### INPUT
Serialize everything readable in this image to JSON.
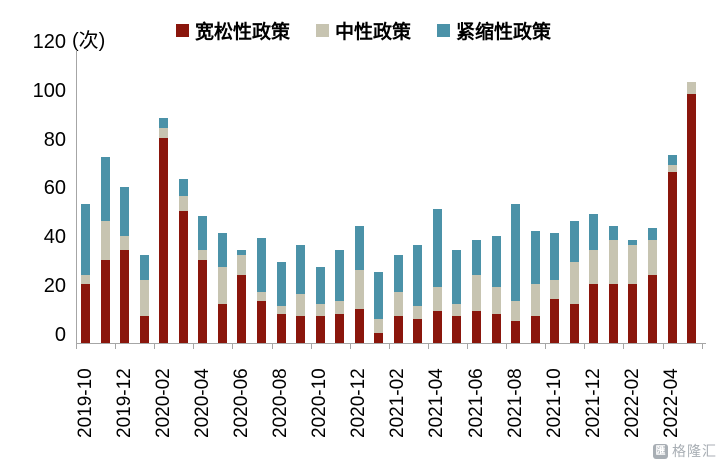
{
  "legend": {
    "items": [
      {
        "label": "宽松性政策",
        "color": "#8a160c"
      },
      {
        "label": "中性政策",
        "color": "#c7c4b1"
      },
      {
        "label": "紧缩性政策",
        "color": "#4b92a8"
      }
    ]
  },
  "y_axis": {
    "unit_label": "(次)",
    "ticks": [
      0,
      20,
      40,
      60,
      80,
      100,
      120
    ]
  },
  "watermark": {
    "text": "格隆汇",
    "logo_glyph": "匯"
  },
  "chart_data": {
    "type": "bar",
    "stacked": true,
    "title": "",
    "xlabel": "",
    "ylabel": "(次)",
    "ylim": [
      0,
      120
    ],
    "y_tick_step": 20,
    "grid": false,
    "legend_position": "top",
    "x_label_every": 2,
    "categories": [
      "2019-10",
      "2019-11",
      "2019-12",
      "2020-01",
      "2020-02",
      "2020-03",
      "2020-04",
      "2020-05",
      "2020-06",
      "2020-07",
      "2020-08",
      "2020-09",
      "2020-10",
      "2020-11",
      "2020-12",
      "2021-01",
      "2021-02",
      "2021-03",
      "2021-04",
      "2021-05",
      "2021-06",
      "2021-07",
      "2021-08",
      "2021-09",
      "2021-10",
      "2021-11",
      "2021-12",
      "2022-01",
      "2022-02",
      "2022-03",
      "2022-04",
      "2022-05"
    ],
    "series": [
      {
        "name": "宽松性政策",
        "color": "#8a160c",
        "values": [
          24,
          34,
          38,
          11,
          84,
          54,
          34,
          16,
          28,
          17,
          12,
          11,
          11,
          12,
          14,
          4,
          11,
          10,
          13,
          11,
          13,
          12,
          9,
          11,
          18,
          16,
          24,
          24,
          24,
          28,
          70,
          102
        ]
      },
      {
        "name": "中性政策",
        "color": "#c7c4b1",
        "values": [
          4,
          16,
          6,
          15,
          4,
          6,
          4,
          15,
          8,
          4,
          3,
          9,
          5,
          5,
          16,
          6,
          10,
          5,
          10,
          5,
          15,
          11,
          8,
          13,
          8,
          17,
          14,
          18,
          16,
          14,
          3,
          5
        ]
      },
      {
        "name": "紧缩性政策",
        "color": "#4b92a8",
        "values": [
          29,
          26,
          20,
          10,
          4,
          7,
          14,
          14,
          2,
          22,
          18,
          20,
          15,
          21,
          18,
          19,
          15,
          25,
          32,
          22,
          14,
          21,
          40,
          22,
          19,
          17,
          15,
          6,
          2,
          5,
          4,
          0
        ]
      }
    ]
  }
}
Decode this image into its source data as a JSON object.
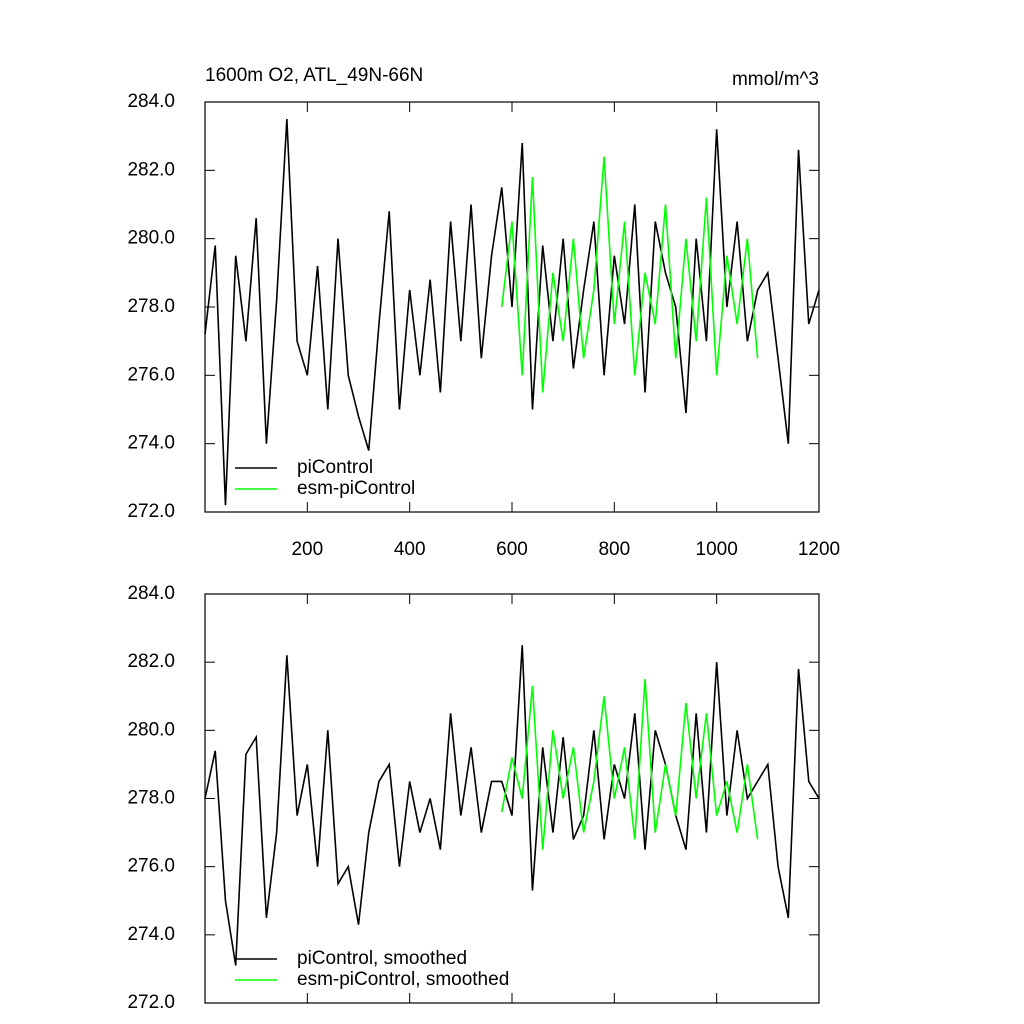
{
  "chart_data": [
    {
      "type": "line",
      "title": "1600m O2, ATL_49N-66N",
      "units": "mmol/m^3",
      "xlim": [
        0,
        1200
      ],
      "xticks": [
        200,
        400,
        600,
        800,
        1000,
        1200
      ],
      "ylim": [
        272,
        284
      ],
      "yticks": [
        {
          "value": 272,
          "label": "272.0"
        },
        {
          "value": 274,
          "label": "274.0"
        },
        {
          "value": 276,
          "label": "276.0"
        },
        {
          "value": 278,
          "label": "278.0"
        },
        {
          "value": 280,
          "label": "280.0"
        },
        {
          "value": 282,
          "label": "282.0"
        },
        {
          "value": 284,
          "label": "284.0"
        }
      ],
      "legend": "lower left",
      "series": [
        {
          "name": "piControl",
          "color": "#000000",
          "x": [
            0,
            20,
            40,
            60,
            80,
            100,
            120,
            140,
            160,
            180,
            200,
            220,
            240,
            260,
            280,
            300,
            320,
            340,
            360,
            380,
            400,
            420,
            440,
            460,
            480,
            500,
            520,
            540,
            560,
            580,
            600,
            620,
            640,
            660,
            680,
            700,
            720,
            740,
            760,
            780,
            800,
            820,
            840,
            860,
            880,
            900,
            920,
            940,
            960,
            980,
            1000,
            1020,
            1040,
            1060,
            1080,
            1100,
            1120,
            1140,
            1160,
            1180,
            1200
          ],
          "values": [
            277.2,
            279.8,
            272.2,
            279.5,
            277.0,
            280.6,
            274.0,
            278.2,
            283.5,
            277.0,
            276.0,
            279.2,
            275.0,
            280.0,
            276.0,
            274.8,
            273.8,
            277.5,
            280.8,
            275.0,
            278.5,
            276.0,
            278.8,
            275.5,
            280.5,
            277.0,
            281.0,
            276.5,
            279.5,
            281.5,
            278.0,
            282.8,
            275.0,
            279.8,
            277.0,
            280.0,
            276.2,
            278.5,
            280.5,
            276.0,
            279.5,
            277.5,
            281.0,
            275.5,
            280.5,
            279.0,
            278.0,
            274.9,
            280.0,
            277.0,
            283.2,
            278.0,
            280.5,
            277.0,
            278.5,
            279.0,
            276.5,
            274.0,
            282.6,
            277.5,
            278.5
          ]
        },
        {
          "name": "esm-piControl",
          "color": "#00ff00",
          "x": [
            580,
            600,
            620,
            640,
            660,
            680,
            700,
            720,
            740,
            760,
            780,
            800,
            820,
            840,
            860,
            880,
            900,
            920,
            940,
            960,
            980,
            1000,
            1020,
            1040,
            1060,
            1080
          ],
          "values": [
            278.0,
            280.5,
            276.0,
            281.8,
            275.5,
            279.0,
            277.0,
            280.0,
            276.5,
            278.5,
            282.4,
            277.5,
            280.5,
            276.0,
            279.0,
            277.5,
            281.0,
            276.5,
            280.0,
            277.0,
            281.2,
            276.0,
            279.5,
            277.5,
            280.0,
            276.5
          ]
        }
      ]
    },
    {
      "type": "line",
      "xlim": [
        0,
        1200
      ],
      "ylim": [
        272,
        284
      ],
      "yticks": [
        {
          "value": 272,
          "label": "272.0"
        },
        {
          "value": 274,
          "label": "274.0"
        },
        {
          "value": 276,
          "label": "276.0"
        },
        {
          "value": 278,
          "label": "278.0"
        },
        {
          "value": 280,
          "label": "280.0"
        },
        {
          "value": 282,
          "label": "282.0"
        },
        {
          "value": 284,
          "label": "284.0"
        }
      ],
      "legend": "lower left",
      "series": [
        {
          "name": "piControl, smoothed",
          "color": "#000000",
          "x": [
            0,
            20,
            40,
            60,
            80,
            100,
            120,
            140,
            160,
            180,
            200,
            220,
            240,
            260,
            280,
            300,
            320,
            340,
            360,
            380,
            400,
            420,
            440,
            460,
            480,
            500,
            520,
            540,
            560,
            580,
            600,
            620,
            640,
            660,
            680,
            700,
            720,
            740,
            760,
            780,
            800,
            820,
            840,
            860,
            880,
            900,
            920,
            940,
            960,
            980,
            1000,
            1020,
            1040,
            1060,
            1080,
            1100,
            1120,
            1140,
            1160,
            1180,
            1200
          ],
          "values": [
            278.0,
            279.4,
            275.0,
            273.1,
            279.3,
            279.8,
            274.5,
            277.0,
            282.2,
            277.5,
            279.0,
            276.0,
            280.0,
            275.5,
            276.0,
            274.3,
            277.0,
            278.5,
            279.0,
            276.0,
            278.5,
            277.0,
            278.0,
            276.5,
            280.5,
            277.5,
            279.5,
            277.0,
            278.5,
            278.5,
            277.5,
            282.5,
            275.3,
            279.5,
            277.0,
            279.8,
            276.8,
            277.5,
            280.0,
            276.8,
            279.0,
            278.0,
            280.5,
            276.5,
            280.0,
            279.0,
            277.5,
            276.5,
            280.5,
            277.0,
            282.0,
            277.5,
            280.0,
            278.0,
            278.5,
            279.0,
            276.0,
            274.5,
            281.8,
            278.5,
            278.0
          ]
        },
        {
          "name": "esm-piControl, smoothed",
          "color": "#00ff00",
          "x": [
            580,
            600,
            620,
            640,
            660,
            680,
            700,
            720,
            740,
            760,
            780,
            800,
            820,
            840,
            860,
            880,
            900,
            920,
            940,
            960,
            980,
            1000,
            1020,
            1040,
            1060,
            1080
          ],
          "values": [
            277.6,
            279.2,
            278.0,
            281.3,
            276.5,
            280.0,
            278.0,
            279.5,
            277.0,
            278.5,
            281.0,
            278.0,
            279.5,
            276.8,
            281.5,
            277.0,
            279.0,
            277.5,
            280.8,
            278.0,
            280.5,
            277.5,
            278.5,
            277.0,
            279.0,
            276.8
          ]
        }
      ]
    }
  ]
}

### SHORT EXERCISE
Return each line where "image" shows up.

### TASK ANSWER
Serialize everything readable in this image to JSON.
Decode this image into its source data as a JSON object.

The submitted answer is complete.